Rows from a figure dataset:
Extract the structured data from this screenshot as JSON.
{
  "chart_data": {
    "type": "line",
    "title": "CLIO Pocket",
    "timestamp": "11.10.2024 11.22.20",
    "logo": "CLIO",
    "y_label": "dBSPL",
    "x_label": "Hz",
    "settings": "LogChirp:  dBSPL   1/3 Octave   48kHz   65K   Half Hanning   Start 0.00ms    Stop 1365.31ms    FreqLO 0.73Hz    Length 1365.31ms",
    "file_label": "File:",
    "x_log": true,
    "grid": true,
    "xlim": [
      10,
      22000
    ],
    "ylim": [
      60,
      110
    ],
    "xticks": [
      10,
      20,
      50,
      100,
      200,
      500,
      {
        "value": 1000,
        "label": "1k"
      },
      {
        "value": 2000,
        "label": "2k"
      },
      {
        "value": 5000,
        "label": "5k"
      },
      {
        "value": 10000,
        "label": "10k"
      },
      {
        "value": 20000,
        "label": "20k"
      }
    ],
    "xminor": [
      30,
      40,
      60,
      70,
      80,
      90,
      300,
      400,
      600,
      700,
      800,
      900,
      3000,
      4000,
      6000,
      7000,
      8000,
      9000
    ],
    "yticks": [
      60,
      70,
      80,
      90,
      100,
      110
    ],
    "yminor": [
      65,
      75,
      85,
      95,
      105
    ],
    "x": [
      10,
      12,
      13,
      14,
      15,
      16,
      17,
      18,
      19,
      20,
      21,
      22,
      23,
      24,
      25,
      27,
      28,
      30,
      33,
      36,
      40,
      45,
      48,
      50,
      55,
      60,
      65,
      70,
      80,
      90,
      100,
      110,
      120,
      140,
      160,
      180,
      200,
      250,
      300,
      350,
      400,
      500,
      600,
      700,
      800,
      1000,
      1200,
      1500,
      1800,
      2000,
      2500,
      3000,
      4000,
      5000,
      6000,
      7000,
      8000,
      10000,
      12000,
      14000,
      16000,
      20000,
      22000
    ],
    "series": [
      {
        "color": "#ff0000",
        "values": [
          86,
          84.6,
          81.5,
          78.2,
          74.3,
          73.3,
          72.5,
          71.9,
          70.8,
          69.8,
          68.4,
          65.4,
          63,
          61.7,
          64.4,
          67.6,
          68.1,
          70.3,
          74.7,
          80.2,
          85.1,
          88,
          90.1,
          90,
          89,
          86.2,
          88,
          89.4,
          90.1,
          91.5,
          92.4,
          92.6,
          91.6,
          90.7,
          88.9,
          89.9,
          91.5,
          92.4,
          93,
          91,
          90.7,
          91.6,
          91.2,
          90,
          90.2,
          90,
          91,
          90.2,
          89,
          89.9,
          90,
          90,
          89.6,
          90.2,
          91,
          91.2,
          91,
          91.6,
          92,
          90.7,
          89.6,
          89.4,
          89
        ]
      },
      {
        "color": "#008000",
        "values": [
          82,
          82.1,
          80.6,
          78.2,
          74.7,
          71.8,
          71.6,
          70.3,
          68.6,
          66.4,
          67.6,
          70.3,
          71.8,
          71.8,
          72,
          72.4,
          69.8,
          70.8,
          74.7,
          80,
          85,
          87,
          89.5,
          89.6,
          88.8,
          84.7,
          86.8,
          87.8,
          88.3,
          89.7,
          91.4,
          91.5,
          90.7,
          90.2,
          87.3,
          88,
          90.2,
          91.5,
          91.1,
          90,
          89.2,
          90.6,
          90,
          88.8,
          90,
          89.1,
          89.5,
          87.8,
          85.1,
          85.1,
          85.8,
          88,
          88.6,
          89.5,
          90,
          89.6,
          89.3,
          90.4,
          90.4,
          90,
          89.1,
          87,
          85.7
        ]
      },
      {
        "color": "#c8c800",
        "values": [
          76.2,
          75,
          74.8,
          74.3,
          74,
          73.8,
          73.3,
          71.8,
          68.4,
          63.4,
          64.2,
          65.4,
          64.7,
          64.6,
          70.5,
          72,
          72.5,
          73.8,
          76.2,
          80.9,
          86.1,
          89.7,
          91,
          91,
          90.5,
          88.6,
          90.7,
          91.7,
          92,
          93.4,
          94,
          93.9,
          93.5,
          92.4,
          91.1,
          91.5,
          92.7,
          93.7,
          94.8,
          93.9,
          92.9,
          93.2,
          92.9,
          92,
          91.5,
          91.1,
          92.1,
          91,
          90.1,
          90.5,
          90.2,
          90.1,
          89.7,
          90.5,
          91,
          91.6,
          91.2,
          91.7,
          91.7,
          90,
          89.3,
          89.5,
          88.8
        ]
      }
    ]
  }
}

Problem description
Extract the data exactly as given.

The answer
Extract the structured data from this screenshot as JSON.
{
  "chart_data": {
    "type": "line",
    "title": "CLIO Pocket",
    "timestamp": "11.10.2024 11.22.20",
    "logo": "CLIO",
    "y_label": "dBSPL",
    "x_label": "Hz",
    "settings": "LogChirp:  dBSPL   1/3 Octave   48kHz   65K   Half Hanning   Start 0.00ms    Stop 1365.31ms    FreqLO 0.73Hz    Length 1365.31ms",
    "file_label": "File:",
    "x_log": true,
    "grid": true,
    "xlim": [
      10,
      22000
    ],
    "ylim": [
      60,
      110
    ],
    "xticks": [
      10,
      20,
      50,
      100,
      200,
      500,
      {
        "value": 1000,
        "label": "1k"
      },
      {
        "value": 2000,
        "label": "2k"
      },
      {
        "value": 5000,
        "label": "5k"
      },
      {
        "value": 10000,
        "label": "10k"
      },
      {
        "value": 20000,
        "label": "20k"
      }
    ],
    "xminor": [
      30,
      40,
      60,
      70,
      80,
      90,
      300,
      400,
      600,
      700,
      800,
      900,
      3000,
      4000,
      6000,
      7000,
      8000,
      9000
    ],
    "yticks": [
      60,
      70,
      80,
      90,
      100,
      110
    ],
    "yminor": [
      65,
      75,
      85,
      95,
      105
    ],
    "x": [
      10,
      12,
      13,
      14,
      15,
      16,
      17,
      18,
      19,
      20,
      21,
      22,
      23,
      24,
      25,
      27,
      28,
      30,
      33,
      36,
      40,
      45,
      48,
      50,
      55,
      60,
      65,
      70,
      80,
      90,
      100,
      110,
      120,
      140,
      160,
      180,
      200,
      250,
      300,
      350,
      400,
      500,
      600,
      700,
      800,
      1000,
      1200,
      1500,
      1800,
      2000,
      2500,
      3000,
      4000,
      5000,
      6000,
      7000,
      8000,
      10000,
      12000,
      14000,
      16000,
      20000,
      22000
    ],
    "series": [
      {
        "color": "#ff0000",
        "values": [
          86,
          84.6,
          81.5,
          78.2,
          74.3,
          73.3,
          72.5,
          71.9,
          70.8,
          69.8,
          68.4,
          65.4,
          63,
          61.7,
          64.4,
          67.6,
          68.1,
          70.3,
          74.7,
          80.2,
          85.1,
          88,
          90.1,
          90,
          89,
          86.2,
          88,
          89.4,
          90.1,
          91.5,
          92.4,
          92.6,
          91.6,
          90.7,
          88.9,
          89.9,
          91.5,
          92.4,
          93,
          91,
          90.7,
          91.6,
          91.2,
          90,
          90.2,
          90,
          91,
          90.2,
          89,
          89.9,
          90,
          90,
          89.6,
          90.2,
          91,
          91.2,
          91,
          91.6,
          92,
          90.7,
          89.6,
          89.4,
          89
        ]
      },
      {
        "color": "#008000",
        "values": [
          82,
          82.1,
          80.6,
          78.2,
          74.7,
          71.8,
          71.6,
          70.3,
          68.6,
          66.4,
          67.6,
          70.3,
          71.8,
          71.8,
          72,
          72.4,
          69.8,
          70.8,
          74.7,
          80,
          85,
          87,
          89.5,
          89.6,
          88.8,
          84.7,
          86.8,
          87.8,
          88.3,
          89.7,
          91.4,
          91.5,
          90.7,
          90.2,
          87.3,
          88,
          90.2,
          91.5,
          91.1,
          90,
          89.2,
          90.6,
          90,
          88.8,
          90,
          89.1,
          89.5,
          87.8,
          85.1,
          85.1,
          85.8,
          88,
          88.6,
          89.5,
          90,
          89.6,
          89.3,
          90.4,
          90.4,
          90,
          89.1,
          87,
          85.7
        ]
      },
      {
        "color": "#c8c800",
        "values": [
          76.2,
          75,
          74.8,
          74.3,
          74,
          73.8,
          73.3,
          71.8,
          68.4,
          63.4,
          64.2,
          65.4,
          64.7,
          64.6,
          70.5,
          72,
          72.5,
          73.8,
          76.2,
          80.9,
          86.1,
          89.7,
          91,
          91,
          90.5,
          88.6,
          90.7,
          91.7,
          92,
          93.4,
          94,
          93.9,
          93.5,
          92.4,
          91.1,
          91.5,
          92.7,
          93.7,
          94.8,
          93.9,
          92.9,
          93.2,
          92.9,
          92,
          91.5,
          91.1,
          92.1,
          91,
          90.1,
          90.5,
          90.2,
          90.1,
          89.7,
          90.5,
          91,
          91.6,
          91.2,
          91.7,
          91.7,
          90,
          89.3,
          89.5,
          88.8
        ]
      }
    ]
  }
}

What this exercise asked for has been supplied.